**Data records**
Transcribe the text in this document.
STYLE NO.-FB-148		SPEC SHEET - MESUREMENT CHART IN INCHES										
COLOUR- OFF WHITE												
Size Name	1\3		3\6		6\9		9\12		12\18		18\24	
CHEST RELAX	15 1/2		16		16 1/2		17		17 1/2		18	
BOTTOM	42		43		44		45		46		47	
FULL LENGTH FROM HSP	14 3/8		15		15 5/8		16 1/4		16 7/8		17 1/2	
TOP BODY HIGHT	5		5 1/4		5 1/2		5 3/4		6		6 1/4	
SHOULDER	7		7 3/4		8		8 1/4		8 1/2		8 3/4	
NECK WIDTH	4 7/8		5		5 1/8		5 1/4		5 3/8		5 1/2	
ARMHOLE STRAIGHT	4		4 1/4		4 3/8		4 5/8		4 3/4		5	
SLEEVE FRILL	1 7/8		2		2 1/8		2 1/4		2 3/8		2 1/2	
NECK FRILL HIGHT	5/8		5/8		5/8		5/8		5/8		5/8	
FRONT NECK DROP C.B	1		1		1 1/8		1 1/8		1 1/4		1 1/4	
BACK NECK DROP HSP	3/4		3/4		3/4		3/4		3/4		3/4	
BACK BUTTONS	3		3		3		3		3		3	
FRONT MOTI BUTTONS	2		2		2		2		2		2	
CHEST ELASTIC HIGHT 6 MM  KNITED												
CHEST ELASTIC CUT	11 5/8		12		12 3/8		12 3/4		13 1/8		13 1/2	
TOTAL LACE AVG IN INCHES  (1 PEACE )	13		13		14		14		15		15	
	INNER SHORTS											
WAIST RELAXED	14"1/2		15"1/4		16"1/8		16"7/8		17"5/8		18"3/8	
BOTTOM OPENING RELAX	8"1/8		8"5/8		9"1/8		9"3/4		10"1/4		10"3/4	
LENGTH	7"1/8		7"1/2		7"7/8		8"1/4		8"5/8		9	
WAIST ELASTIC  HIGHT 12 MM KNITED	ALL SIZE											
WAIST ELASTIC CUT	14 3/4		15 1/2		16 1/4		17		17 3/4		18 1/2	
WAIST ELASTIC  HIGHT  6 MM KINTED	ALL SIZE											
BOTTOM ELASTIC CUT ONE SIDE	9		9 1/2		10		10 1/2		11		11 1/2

**Problem**
Transcribe the entire listing above precisely.

**Exercise solution**
Transcribe the text in this document.
STYLE NO.-FB-148		SPEC SHEET - MESUREMENT CHART IN INCHES										
COLOUR- OFF WHITE												
Size Name	1\3		3\6		6\9		9\12		12\18		18\24	
CHEST RELAX	15 1/2		16		16 1/2		17		17 1/2		18	
BOTTOM	42		43		44		45		46		47	
FULL LENGTH FROM HSP	14 3/8		15		15 5/8		16 1/4		16 7/8		17 1/2	
TOP BODY HIGHT	5		5 1/4		5 1/2		5 3/4		6		6 1/4	
SHOULDER	7		7 3/4		8		8 1/4		8 1/2		8 3/4	
NECK WIDTH	4 7/8		5		5 1/8		5 1/4		5 3/8		5 1/2	
ARMHOLE STRAIGHT	4		4 1/4		4 3/8		4 5/8		4 3/4		5	
SLEEVE FRILL	1 7/8		2		2 1/8		2 1/4		2 3/8		2 1/2	
NECK FRILL HIGHT	5/8		5/8		5/8		5/8		5/8		5/8	
FRONT NECK DROP C.B	1		1		1 1/8		1 1/8		1 1/4		1 1/4	
BACK NECK DROP HSP	3/4		3/4		3/4		3/4		3/4		3/4	
BACK BUTTONS	3		3		3		3		3		3	
FRONT MOTI BUTTONS	2		2		2		2		2		2	
CHEST ELASTIC HIGHT 6 MM  KNITED												
CHEST ELASTIC CUT	11 5/8		12		12 3/8		12 3/4		13 1/8		13 1/2	
TOTAL LACE AVG IN INCHES  (1 PEACE )	13		13		14		14		15		15	
	INNER SHORTS											
WAIST RELAXED	14"1/2		15"1/4		16"1/8		16"7/8		17"5/8		18"3/8	
BOTTOM OPENING RELAX	8"1/8		8"5/8		9"1/8		9"3/4		10"1/4		10"3/4	
LENGTH	7"1/8		7"1/2		7"7/8		8"1/4		8"5/8		9	
WAIST ELASTIC  HIGHT 12 MM KNITED	ALL SIZE											
WAIST ELASTIC CUT	14 3/4		15 1/2		16 1/4		17		17 3/4		18 1/2	
WAIST ELASTIC  HIGHT  6 MM KINTED	ALL SIZE											
BOTTOM ELASTIC CUT ONE SIDE	9		9 1/2		10		10 1/2		11		11 1/2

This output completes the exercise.